Posting Images to Bluesky from TypeScript

Tuesday, December 24, 2024

Special thanks to Guillermo Esteves @allencompassingtrip.com, whose Rails photoblogging CMS features a Bluesky integration which was my inspiration to build this project.

Since the demise of Twitter, I’ve been posting to Bluesky. The communities that have formed there are lovely, including lots of fellow photographers, and I wanted to start sharing photos from my Photolog to Bluesky on a daily basis. Here’s what one of those posts looks like!

The Bluesky app works like Twitter – you can post small messages and attach images, videos, or a website embed. It’s different from Twitter in that it is based on the AT Protocol, which makes Bluesky more like an app that runs on top of an open database. So, instead of making a REST request to the Bluesky API, you “insert into the database” and your post shows up in the app.

My goal was to write a text post, attach an image, and run this code daily with a random photo. AT Protocol complicates things a little bit compared to a POST /posts/new REST API in that the AT Protocol is data-oriented rather than task-oriented. This means you have to perform the intermediate steps to construct the parts of a post before assembling them into a completed post.

Since I’m using Astro to post my photos, it was easy enough to update my template to add a photos.json file with content for daily posts.

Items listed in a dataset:
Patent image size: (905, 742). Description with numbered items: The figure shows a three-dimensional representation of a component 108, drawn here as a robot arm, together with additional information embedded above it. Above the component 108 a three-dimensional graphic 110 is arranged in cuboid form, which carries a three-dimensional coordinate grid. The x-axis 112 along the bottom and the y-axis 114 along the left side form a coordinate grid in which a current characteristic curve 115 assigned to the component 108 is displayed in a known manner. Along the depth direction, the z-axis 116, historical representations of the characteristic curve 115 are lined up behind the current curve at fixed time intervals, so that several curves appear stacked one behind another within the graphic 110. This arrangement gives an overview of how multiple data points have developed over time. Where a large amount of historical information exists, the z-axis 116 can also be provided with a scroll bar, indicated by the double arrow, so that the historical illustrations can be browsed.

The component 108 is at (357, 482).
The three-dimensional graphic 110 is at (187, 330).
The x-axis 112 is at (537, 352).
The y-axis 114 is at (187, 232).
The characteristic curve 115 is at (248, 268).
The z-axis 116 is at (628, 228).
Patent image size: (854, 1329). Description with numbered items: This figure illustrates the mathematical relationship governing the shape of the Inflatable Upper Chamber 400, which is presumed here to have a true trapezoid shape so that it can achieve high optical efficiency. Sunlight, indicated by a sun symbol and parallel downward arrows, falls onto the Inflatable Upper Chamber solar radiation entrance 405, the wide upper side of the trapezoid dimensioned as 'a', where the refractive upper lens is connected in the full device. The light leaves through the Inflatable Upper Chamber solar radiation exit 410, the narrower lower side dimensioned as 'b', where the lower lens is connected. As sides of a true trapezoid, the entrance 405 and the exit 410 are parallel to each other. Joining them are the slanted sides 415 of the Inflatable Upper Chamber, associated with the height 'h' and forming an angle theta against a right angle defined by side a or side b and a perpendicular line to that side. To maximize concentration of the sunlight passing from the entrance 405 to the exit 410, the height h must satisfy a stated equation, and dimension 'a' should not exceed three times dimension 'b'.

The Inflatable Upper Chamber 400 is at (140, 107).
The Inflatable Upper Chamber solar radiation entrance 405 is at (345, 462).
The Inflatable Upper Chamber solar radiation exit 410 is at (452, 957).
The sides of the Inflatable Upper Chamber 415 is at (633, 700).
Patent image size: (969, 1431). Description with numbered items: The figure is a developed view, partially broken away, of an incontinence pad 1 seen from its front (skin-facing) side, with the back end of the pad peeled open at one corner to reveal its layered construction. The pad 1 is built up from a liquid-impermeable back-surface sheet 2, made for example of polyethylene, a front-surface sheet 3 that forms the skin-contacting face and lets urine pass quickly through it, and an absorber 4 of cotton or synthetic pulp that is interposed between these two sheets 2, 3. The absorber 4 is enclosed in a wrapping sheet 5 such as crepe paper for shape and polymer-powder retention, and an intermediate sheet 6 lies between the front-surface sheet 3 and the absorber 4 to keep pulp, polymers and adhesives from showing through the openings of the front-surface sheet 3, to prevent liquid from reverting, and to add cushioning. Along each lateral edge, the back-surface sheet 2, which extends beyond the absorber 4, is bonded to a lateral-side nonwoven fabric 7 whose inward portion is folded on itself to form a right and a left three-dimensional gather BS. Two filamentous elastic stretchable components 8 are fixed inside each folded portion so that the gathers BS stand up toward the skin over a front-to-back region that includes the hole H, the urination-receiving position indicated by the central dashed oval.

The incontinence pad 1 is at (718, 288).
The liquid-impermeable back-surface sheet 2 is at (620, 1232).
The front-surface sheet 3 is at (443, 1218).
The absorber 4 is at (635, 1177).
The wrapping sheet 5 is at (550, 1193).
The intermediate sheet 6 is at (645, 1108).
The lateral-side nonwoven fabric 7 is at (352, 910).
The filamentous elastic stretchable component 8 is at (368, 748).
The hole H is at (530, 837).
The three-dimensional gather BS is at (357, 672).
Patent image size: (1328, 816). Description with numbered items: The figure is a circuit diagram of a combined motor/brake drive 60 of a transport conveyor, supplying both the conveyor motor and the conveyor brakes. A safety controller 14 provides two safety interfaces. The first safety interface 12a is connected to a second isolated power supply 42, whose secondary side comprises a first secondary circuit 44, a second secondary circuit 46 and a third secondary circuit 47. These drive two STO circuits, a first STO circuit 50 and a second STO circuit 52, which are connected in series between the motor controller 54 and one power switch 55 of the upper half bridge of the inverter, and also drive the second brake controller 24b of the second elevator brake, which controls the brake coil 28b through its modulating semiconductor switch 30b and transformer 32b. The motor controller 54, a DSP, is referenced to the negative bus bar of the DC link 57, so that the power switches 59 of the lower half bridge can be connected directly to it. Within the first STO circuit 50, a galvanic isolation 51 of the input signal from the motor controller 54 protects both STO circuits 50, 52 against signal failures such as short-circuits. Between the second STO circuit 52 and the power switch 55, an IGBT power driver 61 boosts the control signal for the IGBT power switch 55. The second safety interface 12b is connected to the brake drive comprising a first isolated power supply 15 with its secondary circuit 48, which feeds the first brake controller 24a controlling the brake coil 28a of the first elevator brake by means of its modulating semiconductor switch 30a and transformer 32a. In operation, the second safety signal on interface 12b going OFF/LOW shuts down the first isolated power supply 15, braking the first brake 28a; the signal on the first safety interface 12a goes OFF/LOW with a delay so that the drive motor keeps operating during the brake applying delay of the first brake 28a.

## WHAT THE TASK ASKS
Resume the article on posting images to Bluesky from TypeScript, picking up right after its final sentence. None of this work involves the entries.

## ANSWER SPACE
How To

The Bluesky team has some documentation on posting with images, but these docs use Python and are not terribly complete, so I wanted to share my complete and working example of the Node.js TypeScript code I use to post to Bluesky.

Here are the steps from the above code described in detail:

Upload image data to Bluesky

This results in a blob, a bit of structured data which points to the uploaded image. You can’t upload an image of > 1 MB and you have to strip the image metadata yourself. At this time, these are both responsibilities of the client.

To upload content to Bluesky, you use the ATP Agent with a set of credentials (username & app-specific password). Under the hood, this is performing REST requests for you.

Build the image metadata

Construct an app.bsky.embed.images object by passing the image data blob. You have to provide the aspect ratio of your image in this part, or the image won’t be rendered properly in the official clients.

Build the post content

Assemble the rich text for the post. To add stuff like inline links, hashtags, or @ mentions, you provide the raw string alongside facets, bits of data which indicate a range of string characters should point to a target thing. Bluesky’s SDK provides a helper to turn raw text into rich text.

Finally, build an app.bsky.feed.post by combining the text, facets, image embed, and created at date. You can actually back/forward date stuff as part of how the protocol works. Some people use this to import their posts from other social media sites onto ATProto.

Post it

Use the same ATP Agent we used in the image upload step to upload this post to Bluesky, and you’re done!

Posting Daily

To run this task daily, I created a Netlify app with one scheduled function configured to run at 09:00 Mountain Time. I want this script to try not to repost images that have been posted recently, but I don’t want to maintain a database of recent posts. So I implemented the following:

  • Get the date of the most recently added image (the basis date)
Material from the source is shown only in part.